(Excerpt from a dataset)
+ + + + +

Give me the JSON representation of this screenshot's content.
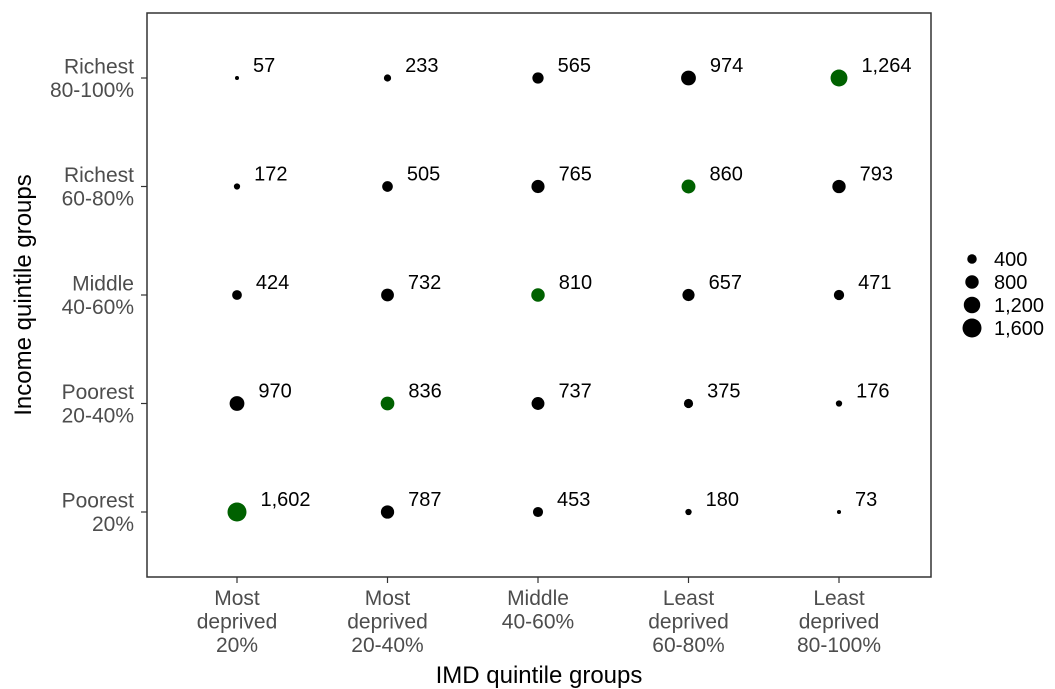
{
  "chart_data": {
    "type": "scatter",
    "xlabel": "IMD quintile groups",
    "ylabel": "Income quintile groups",
    "x_categories": [
      [
        "Most",
        "deprived",
        "20%"
      ],
      [
        "Most",
        "deprived",
        "20-40%"
      ],
      [
        "Middle",
        "40-60%"
      ],
      [
        "Least",
        "deprived",
        "60-80%"
      ],
      [
        "Least",
        "deprived",
        "80-100%"
      ]
    ],
    "y_categories": [
      [
        "Poorest",
        "20%"
      ],
      [
        "Poorest",
        "20-40%"
      ],
      [
        "Middle",
        "40-60%"
      ],
      [
        "Richest",
        "60-80%"
      ],
      [
        "Richest",
        "80-100%"
      ]
    ],
    "points": [
      {
        "x": 0,
        "y": 4,
        "value": 57,
        "label": "57",
        "highlight": false
      },
      {
        "x": 1,
        "y": 4,
        "value": 233,
        "label": "233",
        "highlight": false
      },
      {
        "x": 2,
        "y": 4,
        "value": 565,
        "label": "565",
        "highlight": false
      },
      {
        "x": 3,
        "y": 4,
        "value": 974,
        "label": "974",
        "highlight": false
      },
      {
        "x": 4,
        "y": 4,
        "value": 1264,
        "label": "1,264",
        "highlight": true
      },
      {
        "x": 0,
        "y": 3,
        "value": 172,
        "label": "172",
        "highlight": false
      },
      {
        "x": 1,
        "y": 3,
        "value": 505,
        "label": "505",
        "highlight": false
      },
      {
        "x": 2,
        "y": 3,
        "value": 765,
        "label": "765",
        "highlight": false
      },
      {
        "x": 3,
        "y": 3,
        "value": 860,
        "label": "860",
        "highlight": true
      },
      {
        "x": 4,
        "y": 3,
        "value": 793,
        "label": "793",
        "highlight": false
      },
      {
        "x": 0,
        "y": 2,
        "value": 424,
        "label": "424",
        "highlight": false
      },
      {
        "x": 1,
        "y": 2,
        "value": 732,
        "label": "732",
        "highlight": false
      },
      {
        "x": 2,
        "y": 2,
        "value": 810,
        "label": "810",
        "highlight": true
      },
      {
        "x": 3,
        "y": 2,
        "value": 657,
        "label": "657",
        "highlight": false
      },
      {
        "x": 4,
        "y": 2,
        "value": 471,
        "label": "471",
        "highlight": false
      },
      {
        "x": 0,
        "y": 1,
        "value": 970,
        "label": "970",
        "highlight": false
      },
      {
        "x": 1,
        "y": 1,
        "value": 836,
        "label": "836",
        "highlight": true
      },
      {
        "x": 2,
        "y": 1,
        "value": 737,
        "label": "737",
        "highlight": false
      },
      {
        "x": 3,
        "y": 1,
        "value": 375,
        "label": "375",
        "highlight": false
      },
      {
        "x": 4,
        "y": 1,
        "value": 176,
        "label": "176",
        "highlight": false
      },
      {
        "x": 0,
        "y": 0,
        "value": 1602,
        "label": "1,602",
        "highlight": true
      },
      {
        "x": 1,
        "y": 0,
        "value": 787,
        "label": "787",
        "highlight": false
      },
      {
        "x": 2,
        "y": 0,
        "value": 453,
        "label": "453",
        "highlight": false
      },
      {
        "x": 3,
        "y": 0,
        "value": 180,
        "label": "180",
        "highlight": false
      },
      {
        "x": 4,
        "y": 0,
        "value": 73,
        "label": "73",
        "highlight": false
      }
    ],
    "size_legend": {
      "values": [
        400,
        800,
        1200,
        1600
      ],
      "labels": [
        "400",
        "800",
        "1,200",
        "1,600"
      ],
      "placement": "right"
    },
    "colors": {
      "default": "#000000",
      "highlight": "#006100",
      "panel_border": "#333333",
      "tick_text": "#4d4d4d"
    },
    "grid": false
  }
}
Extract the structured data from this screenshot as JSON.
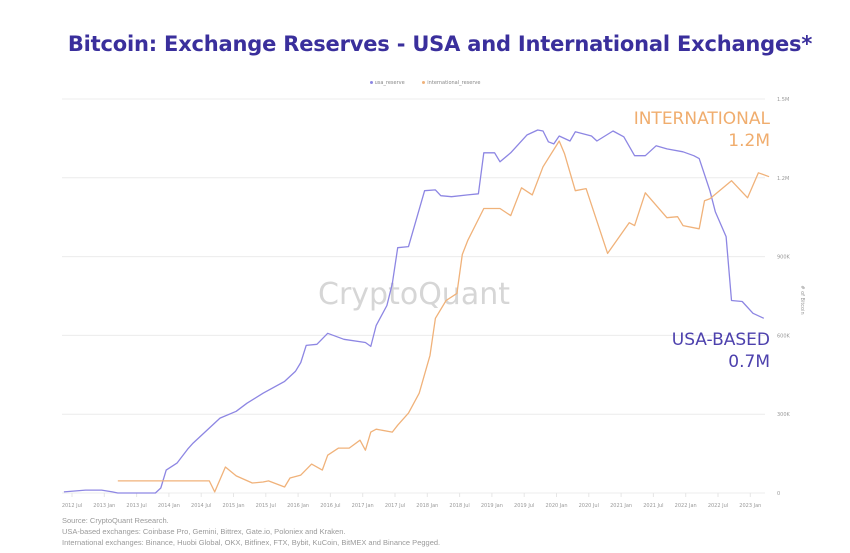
{
  "chart_data": {
    "type": "line",
    "title": "Bitcoin: Exchange Reserves - USA and International Exchanges*",
    "ylabel": "# of Bitcoin",
    "ylim": [
      0,
      1500000
    ],
    "yticks": [
      0,
      300000,
      600000,
      900000,
      1200000,
      1500000
    ],
    "ytick_labels": [
      "0",
      "300K",
      "600K",
      "900K",
      "1.2M",
      "1.5M"
    ],
    "xtick_labels": [
      "2012 Jul",
      "2013 Jan",
      "2013 Jul",
      "2014 Jan",
      "2014 Jul",
      "2015 Jan",
      "2015 Jul",
      "2016 Jan",
      "2016 Jul",
      "2017 Jan",
      "2017 Jul",
      "2018 Jan",
      "2018 Jul",
      "2019 Jan",
      "2019 Jul",
      "2020 Jan",
      "2020 Jul",
      "2021 Jan",
      "2021 Jul",
      "2022 Jan",
      "2022 Jul",
      "2023 Jan"
    ],
    "grid": true,
    "legend_position": "top-center",
    "watermark": "CryptoQuant",
    "series": [
      {
        "name": "usa_reserve",
        "color": "#8d86e3",
        "points": [
          [
            "2012-05",
            4000
          ],
          [
            "2012-09",
            11000
          ],
          [
            "2012-12",
            11000
          ],
          [
            "2013-02",
            4000
          ],
          [
            "2013-03",
            0
          ],
          [
            "2013-10",
            0
          ],
          [
            "2013-11",
            19000
          ],
          [
            "2013-12",
            87000
          ],
          [
            "2014-02",
            114000
          ],
          [
            "2014-04",
            167000
          ],
          [
            "2014-05",
            190000
          ],
          [
            "2014-10",
            285000
          ],
          [
            "2015-01",
            311000
          ],
          [
            "2015-03",
            342000
          ],
          [
            "2015-06",
            380000
          ],
          [
            "2015-10",
            425000
          ],
          [
            "2015-12",
            463000
          ],
          [
            "2016-01",
            497000
          ],
          [
            "2016-02",
            562000
          ],
          [
            "2016-04",
            566000
          ],
          [
            "2016-06",
            608000
          ],
          [
            "2016-09",
            585000
          ],
          [
            "2017-01",
            573000
          ],
          [
            "2017-02",
            558000
          ],
          [
            "2017-03",
            638000
          ],
          [
            "2017-05",
            714000
          ],
          [
            "2017-06",
            797000
          ],
          [
            "2017-07",
            934000
          ],
          [
            "2017-09",
            938000
          ],
          [
            "2017-12",
            1151000
          ],
          [
            "2018-02",
            1154000
          ],
          [
            "2018-03",
            1132000
          ],
          [
            "2018-05",
            1128000
          ],
          [
            "2018-08",
            1135000
          ],
          [
            "2018-10",
            1139000
          ],
          [
            "2018-11",
            1295000
          ],
          [
            "2019-01",
            1295000
          ],
          [
            "2019-02",
            1261000
          ],
          [
            "2019-04",
            1295000
          ],
          [
            "2019-07",
            1363000
          ],
          [
            "2019-09",
            1382000
          ],
          [
            "2019-10",
            1378000
          ],
          [
            "2019-11",
            1337000
          ],
          [
            "2019-12",
            1329000
          ],
          [
            "2020-01",
            1359000
          ],
          [
            "2020-03",
            1340000
          ],
          [
            "2020-04",
            1375000
          ],
          [
            "2020-07",
            1359000
          ],
          [
            "2020-08",
            1340000
          ],
          [
            "2020-11",
            1378000
          ],
          [
            "2021-01",
            1356000
          ],
          [
            "2021-03",
            1284000
          ],
          [
            "2021-05",
            1284000
          ],
          [
            "2021-07",
            1322000
          ],
          [
            "2021-09",
            1310000
          ],
          [
            "2021-12",
            1299000
          ],
          [
            "2022-02",
            1284000
          ],
          [
            "2022-03",
            1273000
          ],
          [
            "2022-05",
            1151000
          ],
          [
            "2022-06",
            1071000
          ],
          [
            "2022-08",
            976000
          ],
          [
            "2022-09",
            733000
          ],
          [
            "2022-11",
            729000
          ],
          [
            "2023-01",
            684000
          ],
          [
            "2023-03",
            665000
          ]
        ]
      },
      {
        "name": "international_reserve",
        "color": "#f0b27a",
        "points": [
          [
            "2013-03",
            46000
          ],
          [
            "2014-08",
            46000
          ],
          [
            "2014-09",
            4000
          ],
          [
            "2014-11",
            99000
          ],
          [
            "2015-01",
            65000
          ],
          [
            "2015-04",
            38000
          ],
          [
            "2015-06",
            42000
          ],
          [
            "2015-07",
            46000
          ],
          [
            "2015-10",
            23000
          ],
          [
            "2015-11",
            57000
          ],
          [
            "2016-01",
            68000
          ],
          [
            "2016-03",
            110000
          ],
          [
            "2016-05",
            87000
          ],
          [
            "2016-06",
            144000
          ],
          [
            "2016-08",
            171000
          ],
          [
            "2016-10",
            171000
          ],
          [
            "2016-12",
            201000
          ],
          [
            "2017-01",
            163000
          ],
          [
            "2017-02",
            232000
          ],
          [
            "2017-03",
            243000
          ],
          [
            "2017-06",
            232000
          ],
          [
            "2017-07",
            258000
          ],
          [
            "2017-09",
            304000
          ],
          [
            "2017-11",
            380000
          ],
          [
            "2018-01",
            524000
          ],
          [
            "2018-02",
            665000
          ],
          [
            "2018-04",
            733000
          ],
          [
            "2018-06",
            760000
          ],
          [
            "2018-07",
            908000
          ],
          [
            "2018-08",
            961000
          ],
          [
            "2018-11",
            1083000
          ],
          [
            "2019-02",
            1083000
          ],
          [
            "2019-04",
            1056000
          ],
          [
            "2019-06",
            1162000
          ],
          [
            "2019-08",
            1135000
          ],
          [
            "2019-10",
            1242000
          ],
          [
            "2020-01",
            1340000
          ],
          [
            "2020-02",
            1291000
          ],
          [
            "2020-04",
            1151000
          ],
          [
            "2020-06",
            1159000
          ],
          [
            "2020-10",
            912000
          ],
          [
            "2021-02",
            1029000
          ],
          [
            "2021-03",
            1018000
          ],
          [
            "2021-05",
            1143000
          ],
          [
            "2021-09",
            1048000
          ],
          [
            "2021-11",
            1052000
          ],
          [
            "2021-12",
            1018000
          ],
          [
            "2022-03",
            1006000
          ],
          [
            "2022-04",
            1113000
          ],
          [
            "2022-05",
            1120000
          ],
          [
            "2022-09",
            1189000
          ],
          [
            "2022-12",
            1124000
          ],
          [
            "2023-02",
            1219000
          ],
          [
            "2023-04",
            1204000
          ]
        ]
      }
    ],
    "annotations": {
      "international_label": "INTERNATIONAL",
      "international_value": "1.2M",
      "usa_label": "USA-BASED",
      "usa_value": "0.7M"
    }
  },
  "footer": {
    "source": "Source: CryptoQuant Research.",
    "usa_note": "USA-based exchanges: Coinbase Pro, Gemini, Bittrex, Gate.io, Poloniex and Kraken.",
    "intl_note": "International exchanges: Binance, Huobi Global, OKX, Bitfinex, FTX, Bybit, KuCoin, BitMEX and Binance Pegged."
  }
}
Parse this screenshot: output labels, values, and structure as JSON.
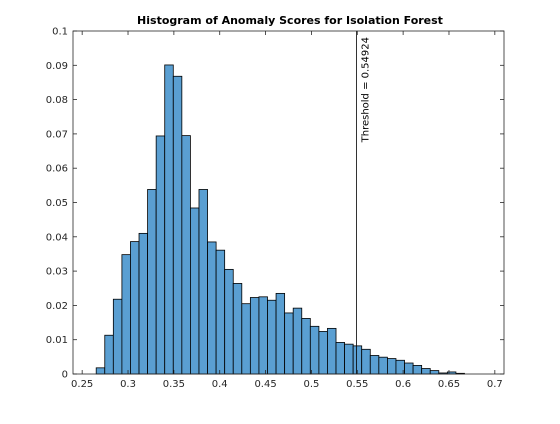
{
  "chart_data": {
    "type": "bar",
    "title": "Histogram of Anomaly Scores for Isolation Forest",
    "xlabel": "",
    "ylabel": "",
    "xlim": [
      0.24,
      0.71
    ],
    "ylim": [
      0,
      0.1
    ],
    "grid": false,
    "bin_width": 0.00934,
    "bin_edges": [
      0.2653,
      0.27464,
      0.28398,
      0.29332,
      0.30266,
      0.312,
      0.32134,
      0.33068,
      0.34002,
      0.34936,
      0.3587,
      0.36804,
      0.37738,
      0.38672,
      0.39606,
      0.4054,
      0.41474,
      0.42408,
      0.43342,
      0.44276,
      0.4521,
      0.46144,
      0.47078,
      0.48012,
      0.48946,
      0.4988,
      0.50814,
      0.51748,
      0.52682,
      0.53616,
      0.5455,
      0.55484,
      0.56418,
      0.57352,
      0.58286,
      0.5922,
      0.60154,
      0.61088,
      0.62022,
      0.62956,
      0.6389,
      0.64824,
      0.65758,
      0.66692
    ],
    "values": [
      0.0018,
      0.0113,
      0.0218,
      0.0348,
      0.0386,
      0.041,
      0.0538,
      0.0694,
      0.0901,
      0.0868,
      0.0695,
      0.0484,
      0.0538,
      0.0385,
      0.0361,
      0.0305,
      0.0264,
      0.0205,
      0.0223,
      0.0225,
      0.0215,
      0.0235,
      0.0178,
      0.0192,
      0.0162,
      0.0139,
      0.0124,
      0.0133,
      0.0092,
      0.0087,
      0.0082,
      0.0072,
      0.0054,
      0.0049,
      0.0045,
      0.004,
      0.0032,
      0.0025,
      0.0016,
      0.001,
      0.0003,
      0.0006,
      0.0002
    ],
    "x_ticks": [
      0.25,
      0.3,
      0.35,
      0.4,
      0.45,
      0.5,
      0.55,
      0.6,
      0.65,
      0.7
    ],
    "x_tick_labels": [
      "0.25",
      "0.3",
      "0.35",
      "0.4",
      "0.45",
      "0.5",
      "0.55",
      "0.6",
      "0.65",
      "0.7"
    ],
    "y_ticks": [
      0,
      0.01,
      0.02,
      0.03,
      0.04,
      0.05,
      0.06,
      0.07,
      0.08,
      0.09,
      0.1
    ],
    "y_tick_labels": [
      "0",
      "0.01",
      "0.02",
      "0.03",
      "0.04",
      "0.05",
      "0.06",
      "0.07",
      "0.08",
      "0.09",
      "0.1"
    ],
    "threshold": {
      "value": 0.54924,
      "label": "Threshold = 0.54924"
    },
    "colors": {
      "bar_fill": "#5a9fd2",
      "bar_edge": "#000000",
      "axis": "#262626",
      "threshold_line": "#000000"
    }
  }
}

+ + + + +

▶ _Do this_: Set out every line from the material that contains the string "ylabel".

▶ _Answer for this exercise_:
    "ylabel": "Income quintile groups",
    "ylabel": "# of Bitcoin",
    "ylabel": "",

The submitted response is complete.